(Task)
Transcribe all of the material exactly, except for its pictures.

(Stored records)

▶

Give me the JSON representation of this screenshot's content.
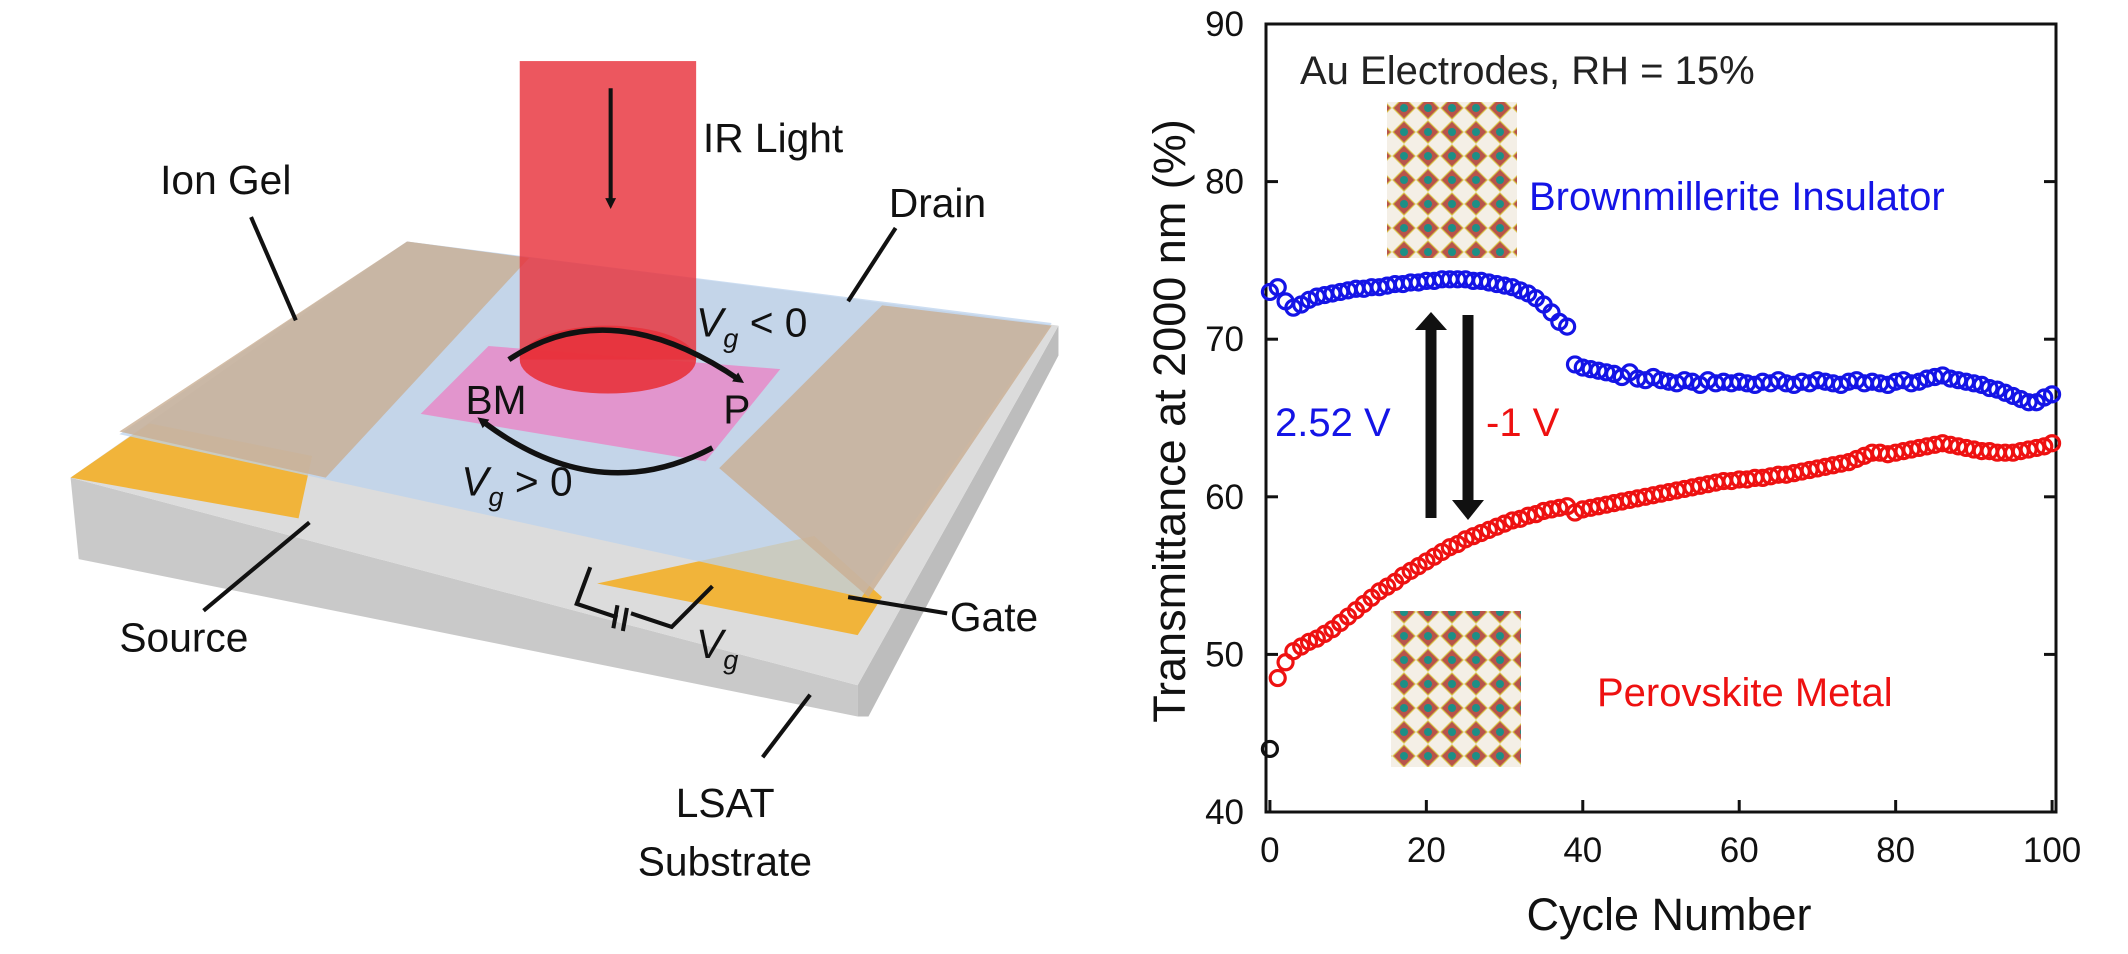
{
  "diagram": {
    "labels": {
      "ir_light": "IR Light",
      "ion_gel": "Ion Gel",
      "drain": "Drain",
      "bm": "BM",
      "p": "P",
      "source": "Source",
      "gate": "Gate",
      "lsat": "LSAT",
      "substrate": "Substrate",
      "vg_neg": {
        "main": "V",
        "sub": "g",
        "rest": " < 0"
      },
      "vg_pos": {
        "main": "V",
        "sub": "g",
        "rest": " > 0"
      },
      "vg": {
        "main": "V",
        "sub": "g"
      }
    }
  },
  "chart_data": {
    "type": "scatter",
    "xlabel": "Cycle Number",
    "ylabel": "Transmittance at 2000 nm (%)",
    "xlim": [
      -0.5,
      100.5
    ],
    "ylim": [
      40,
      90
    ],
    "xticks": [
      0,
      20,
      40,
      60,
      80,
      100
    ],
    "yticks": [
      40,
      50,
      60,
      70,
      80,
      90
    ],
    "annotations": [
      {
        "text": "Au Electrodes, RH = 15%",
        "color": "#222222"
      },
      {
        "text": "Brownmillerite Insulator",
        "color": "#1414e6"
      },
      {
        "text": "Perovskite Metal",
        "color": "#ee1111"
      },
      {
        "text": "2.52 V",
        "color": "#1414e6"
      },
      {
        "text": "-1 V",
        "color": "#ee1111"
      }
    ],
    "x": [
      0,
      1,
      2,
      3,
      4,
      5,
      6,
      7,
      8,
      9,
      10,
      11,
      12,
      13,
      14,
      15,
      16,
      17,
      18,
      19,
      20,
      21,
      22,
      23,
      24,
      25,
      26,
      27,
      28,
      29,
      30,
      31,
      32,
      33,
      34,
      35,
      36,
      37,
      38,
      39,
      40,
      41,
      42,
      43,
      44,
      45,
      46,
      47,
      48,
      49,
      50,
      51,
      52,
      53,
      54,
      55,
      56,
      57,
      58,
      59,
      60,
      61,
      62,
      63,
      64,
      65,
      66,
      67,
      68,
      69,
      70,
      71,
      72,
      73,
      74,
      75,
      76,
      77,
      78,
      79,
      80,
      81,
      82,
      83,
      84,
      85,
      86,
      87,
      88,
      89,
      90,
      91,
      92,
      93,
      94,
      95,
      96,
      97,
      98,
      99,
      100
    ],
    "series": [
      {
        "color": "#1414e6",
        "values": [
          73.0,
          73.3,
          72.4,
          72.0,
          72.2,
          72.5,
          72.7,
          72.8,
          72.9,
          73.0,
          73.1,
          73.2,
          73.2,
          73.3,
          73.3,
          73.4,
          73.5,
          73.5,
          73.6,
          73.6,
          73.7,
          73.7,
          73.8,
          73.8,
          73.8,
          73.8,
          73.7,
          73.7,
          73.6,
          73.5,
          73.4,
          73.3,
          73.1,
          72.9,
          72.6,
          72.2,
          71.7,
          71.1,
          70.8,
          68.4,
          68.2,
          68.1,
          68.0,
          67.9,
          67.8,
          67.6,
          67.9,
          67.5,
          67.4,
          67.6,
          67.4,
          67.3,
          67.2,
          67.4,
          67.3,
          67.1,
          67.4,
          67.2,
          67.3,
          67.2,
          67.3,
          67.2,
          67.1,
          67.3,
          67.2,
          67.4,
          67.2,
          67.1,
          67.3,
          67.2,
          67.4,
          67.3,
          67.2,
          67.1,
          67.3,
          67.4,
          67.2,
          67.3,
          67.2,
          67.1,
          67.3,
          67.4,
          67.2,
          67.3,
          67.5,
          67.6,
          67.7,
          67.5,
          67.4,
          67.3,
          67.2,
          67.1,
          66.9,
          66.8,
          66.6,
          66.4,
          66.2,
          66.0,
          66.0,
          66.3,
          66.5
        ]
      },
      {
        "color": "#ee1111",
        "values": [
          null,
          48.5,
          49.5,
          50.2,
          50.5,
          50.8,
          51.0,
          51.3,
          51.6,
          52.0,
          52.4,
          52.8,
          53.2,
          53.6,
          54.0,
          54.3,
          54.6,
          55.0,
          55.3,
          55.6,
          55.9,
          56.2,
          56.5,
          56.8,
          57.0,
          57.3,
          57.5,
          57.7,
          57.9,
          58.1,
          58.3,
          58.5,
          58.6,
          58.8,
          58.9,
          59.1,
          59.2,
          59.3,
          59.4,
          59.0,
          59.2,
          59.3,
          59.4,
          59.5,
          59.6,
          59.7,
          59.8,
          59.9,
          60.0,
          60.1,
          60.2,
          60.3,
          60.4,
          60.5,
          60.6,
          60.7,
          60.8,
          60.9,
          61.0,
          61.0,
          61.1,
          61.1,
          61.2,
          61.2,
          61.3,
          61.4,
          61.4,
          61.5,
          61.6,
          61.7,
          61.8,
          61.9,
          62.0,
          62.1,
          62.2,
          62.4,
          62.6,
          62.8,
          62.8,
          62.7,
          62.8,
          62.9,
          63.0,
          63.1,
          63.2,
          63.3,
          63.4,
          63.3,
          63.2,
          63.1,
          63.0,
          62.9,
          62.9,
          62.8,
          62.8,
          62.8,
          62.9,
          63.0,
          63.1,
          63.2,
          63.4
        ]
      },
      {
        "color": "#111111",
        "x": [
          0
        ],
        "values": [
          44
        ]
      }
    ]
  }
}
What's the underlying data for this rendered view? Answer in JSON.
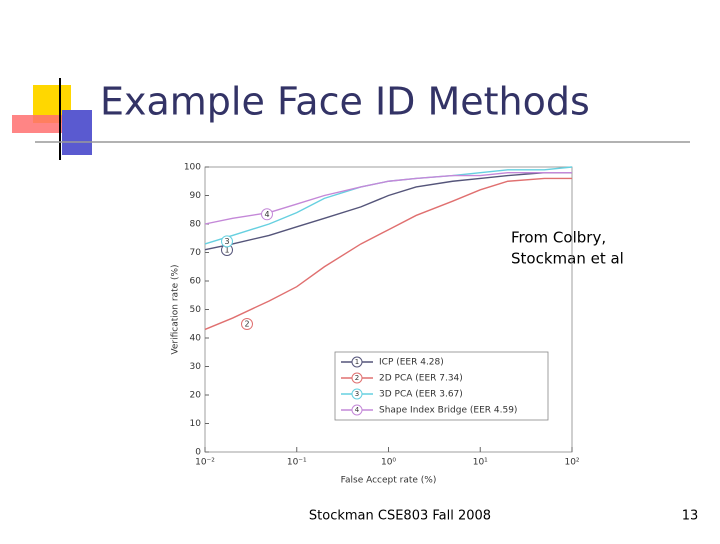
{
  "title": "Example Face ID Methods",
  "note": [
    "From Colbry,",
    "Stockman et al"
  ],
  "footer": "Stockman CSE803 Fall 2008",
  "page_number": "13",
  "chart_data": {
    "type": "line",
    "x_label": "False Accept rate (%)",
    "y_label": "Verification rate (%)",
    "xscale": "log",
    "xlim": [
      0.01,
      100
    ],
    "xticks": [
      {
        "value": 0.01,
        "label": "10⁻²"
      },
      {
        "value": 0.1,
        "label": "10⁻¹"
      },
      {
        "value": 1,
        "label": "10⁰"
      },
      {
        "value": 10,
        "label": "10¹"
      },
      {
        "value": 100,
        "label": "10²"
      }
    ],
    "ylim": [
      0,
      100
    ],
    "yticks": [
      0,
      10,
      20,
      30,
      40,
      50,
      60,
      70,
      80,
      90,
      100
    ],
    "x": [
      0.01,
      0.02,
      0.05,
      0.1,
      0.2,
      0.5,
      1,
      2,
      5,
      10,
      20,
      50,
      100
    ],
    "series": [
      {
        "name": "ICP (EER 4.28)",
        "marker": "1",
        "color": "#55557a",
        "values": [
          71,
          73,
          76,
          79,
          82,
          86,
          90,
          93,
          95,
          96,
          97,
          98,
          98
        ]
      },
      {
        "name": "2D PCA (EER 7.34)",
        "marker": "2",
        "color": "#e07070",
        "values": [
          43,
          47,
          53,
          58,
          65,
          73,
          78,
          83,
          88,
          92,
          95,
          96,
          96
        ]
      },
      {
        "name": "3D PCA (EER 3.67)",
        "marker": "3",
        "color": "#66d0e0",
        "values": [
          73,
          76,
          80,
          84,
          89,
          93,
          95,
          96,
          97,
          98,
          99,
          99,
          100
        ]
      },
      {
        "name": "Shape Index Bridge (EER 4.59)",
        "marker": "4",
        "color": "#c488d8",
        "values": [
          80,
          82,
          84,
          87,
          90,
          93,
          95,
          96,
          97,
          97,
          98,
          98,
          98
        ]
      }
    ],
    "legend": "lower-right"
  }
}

◀

(Full response)
Give me the JSON representation of this screenshot's content.
{
  "diagram": {
    "labels": {
      "ir_light": "IR Light",
      "ion_gel": "Ion Gel",
      "drain": "Drain",
      "bm": "BM",
      "p": "P",
      "source": "Source",
      "gate": "Gate",
      "lsat": "LSAT",
      "substrate": "Substrate",
      "vg_neg": {
        "main": "V",
        "sub": "g",
        "rest": " < 0"
      },
      "vg_pos": {
        "main": "V",
        "sub": "g",
        "rest": " > 0"
      },
      "vg": {
        "main": "V",
        "sub": "g"
      }
    }
  },
  "chart_data": {
    "type": "scatter",
    "xlabel": "Cycle Number",
    "ylabel": "Transmittance at 2000 nm (%)",
    "xlim": [
      -0.5,
      100.5
    ],
    "ylim": [
      40,
      90
    ],
    "xticks": [
      0,
      20,
      40,
      60,
      80,
      100
    ],
    "yticks": [
      40,
      50,
      60,
      70,
      80,
      90
    ],
    "annotations": [
      {
        "text": "Au Electrodes, RH = 15%",
        "color": "#222222"
      },
      {
        "text": "Brownmillerite Insulator",
        "color": "#1414e6"
      },
      {
        "text": "Perovskite Metal",
        "color": "#ee1111"
      },
      {
        "text": "2.52 V",
        "color": "#1414e6"
      },
      {
        "text": "-1 V",
        "color": "#ee1111"
      }
    ],
    "x": [
      0,
      1,
      2,
      3,
      4,
      5,
      6,
      7,
      8,
      9,
      10,
      11,
      12,
      13,
      14,
      15,
      16,
      17,
      18,
      19,
      20,
      21,
      22,
      23,
      24,
      25,
      26,
      27,
      28,
      29,
      30,
      31,
      32,
      33,
      34,
      35,
      36,
      37,
      38,
      39,
      40,
      41,
      42,
      43,
      44,
      45,
      46,
      47,
      48,
      49,
      50,
      51,
      52,
      53,
      54,
      55,
      56,
      57,
      58,
      59,
      60,
      61,
      62,
      63,
      64,
      65,
      66,
      67,
      68,
      69,
      70,
      71,
      72,
      73,
      74,
      75,
      76,
      77,
      78,
      79,
      80,
      81,
      82,
      83,
      84,
      85,
      86,
      87,
      88,
      89,
      90,
      91,
      92,
      93,
      94,
      95,
      96,
      97,
      98,
      99,
      100
    ],
    "series": [
      {
        "color": "#1414e6",
        "values": [
          73.0,
          73.3,
          72.4,
          72.0,
          72.2,
          72.5,
          72.7,
          72.8,
          72.9,
          73.0,
          73.1,
          73.2,
          73.2,
          73.3,
          73.3,
          73.4,
          73.5,
          73.5,
          73.6,
          73.6,
          73.7,
          73.7,
          73.8,
          73.8,
          73.8,
          73.8,
          73.7,
          73.7,
          73.6,
          73.5,
          73.4,
          73.3,
          73.1,
          72.9,
          72.6,
          72.2,
          71.7,
          71.1,
          70.8,
          68.4,
          68.2,
          68.1,
          68.0,
          67.9,
          67.8,
          67.6,
          67.9,
          67.5,
          67.4,
          67.6,
          67.4,
          67.3,
          67.2,
          67.4,
          67.3,
          67.1,
          67.4,
          67.2,
          67.3,
          67.2,
          67.3,
          67.2,
          67.1,
          67.3,
          67.2,
          67.4,
          67.2,
          67.1,
          67.3,
          67.2,
          67.4,
          67.3,
          67.2,
          67.1,
          67.3,
          67.4,
          67.2,
          67.3,
          67.2,
          67.1,
          67.3,
          67.4,
          67.2,
          67.3,
          67.5,
          67.6,
          67.7,
          67.5,
          67.4,
          67.3,
          67.2,
          67.1,
          66.9,
          66.8,
          66.6,
          66.4,
          66.2,
          66.0,
          66.0,
          66.3,
          66.5
        ]
      },
      {
        "color": "#ee1111",
        "values": [
          null,
          48.5,
          49.5,
          50.2,
          50.5,
          50.8,
          51.0,
          51.3,
          51.6,
          52.0,
          52.4,
          52.8,
          53.2,
          53.6,
          54.0,
          54.3,
          54.6,
          55.0,
          55.3,
          55.6,
          55.9,
          56.2,
          56.5,
          56.8,
          57.0,
          57.3,
          57.5,
          57.7,
          57.9,
          58.1,
          58.3,
          58.5,
          58.6,
          58.8,
          58.9,
          59.1,
          59.2,
          59.3,
          59.4,
          59.0,
          59.2,
          59.3,
          59.4,
          59.5,
          59.6,
          59.7,
          59.8,
          59.9,
          60.0,
          60.1,
          60.2,
          60.3,
          60.4,
          60.5,
          60.6,
          60.7,
          60.8,
          60.9,
          61.0,
          61.0,
          61.1,
          61.1,
          61.2,
          61.2,
          61.3,
          61.4,
          61.4,
          61.5,
          61.6,
          61.7,
          61.8,
          61.9,
          62.0,
          62.1,
          62.2,
          62.4,
          62.6,
          62.8,
          62.8,
          62.7,
          62.8,
          62.9,
          63.0,
          63.1,
          63.2,
          63.3,
          63.4,
          63.3,
          63.2,
          63.1,
          63.0,
          62.9,
          62.9,
          62.8,
          62.8,
          62.8,
          62.9,
          63.0,
          63.1,
          63.2,
          63.4
        ]
      },
      {
        "color": "#111111",
        "x": [
          0
        ],
        "values": [
          44
        ]
      }
    ]
  }
}
What's the underlying data for this rendered view? Answer in JSON.
{
  "title": "Example Face ID Methods",
  "note": [
    "From Colbry,",
    "Stockman et al"
  ],
  "footer": "Stockman CSE803 Fall 2008",
  "page_number": "13",
  "chart_data": {
    "type": "line",
    "x_label": "False Accept rate (%)",
    "y_label": "Verification rate (%)",
    "xscale": "log",
    "xlim": [
      0.01,
      100
    ],
    "xticks": [
      {
        "value": 0.01,
        "label": "10⁻²"
      },
      {
        "value": 0.1,
        "label": "10⁻¹"
      },
      {
        "value": 1,
        "label": "10⁰"
      },
      {
        "value": 10,
        "label": "10¹"
      },
      {
        "value": 100,
        "label": "10²"
      }
    ],
    "ylim": [
      0,
      100
    ],
    "yticks": [
      0,
      10,
      20,
      30,
      40,
      50,
      60,
      70,
      80,
      90,
      100
    ],
    "x": [
      0.01,
      0.02,
      0.05,
      0.1,
      0.2,
      0.5,
      1,
      2,
      5,
      10,
      20,
      50,
      100
    ],
    "series": [
      {
        "name": "ICP (EER 4.28)",
        "marker": "1",
        "color": "#55557a",
        "values": [
          71,
          73,
          76,
          79,
          82,
          86,
          90,
          93,
          95,
          96,
          97,
          98,
          98
        ]
      },
      {
        "name": "2D PCA (EER 7.34)",
        "marker": "2",
        "color": "#e07070",
        "values": [
          43,
          47,
          53,
          58,
          65,
          73,
          78,
          83,
          88,
          92,
          95,
          96,
          96
        ]
      },
      {
        "name": "3D PCA (EER 3.67)",
        "marker": "3",
        "color": "#66d0e0",
        "values": [
          73,
          76,
          80,
          84,
          89,
          93,
          95,
          96,
          97,
          98,
          99,
          99,
          100
        ]
      },
      {
        "name": "Shape Index Bridge (EER 4.59)",
        "marker": "4",
        "color": "#c488d8",
        "values": [
          80,
          82,
          84,
          87,
          90,
          93,
          95,
          96,
          97,
          97,
          98,
          98,
          98
        ]
      }
    ],
    "legend": "lower-right"
  }
}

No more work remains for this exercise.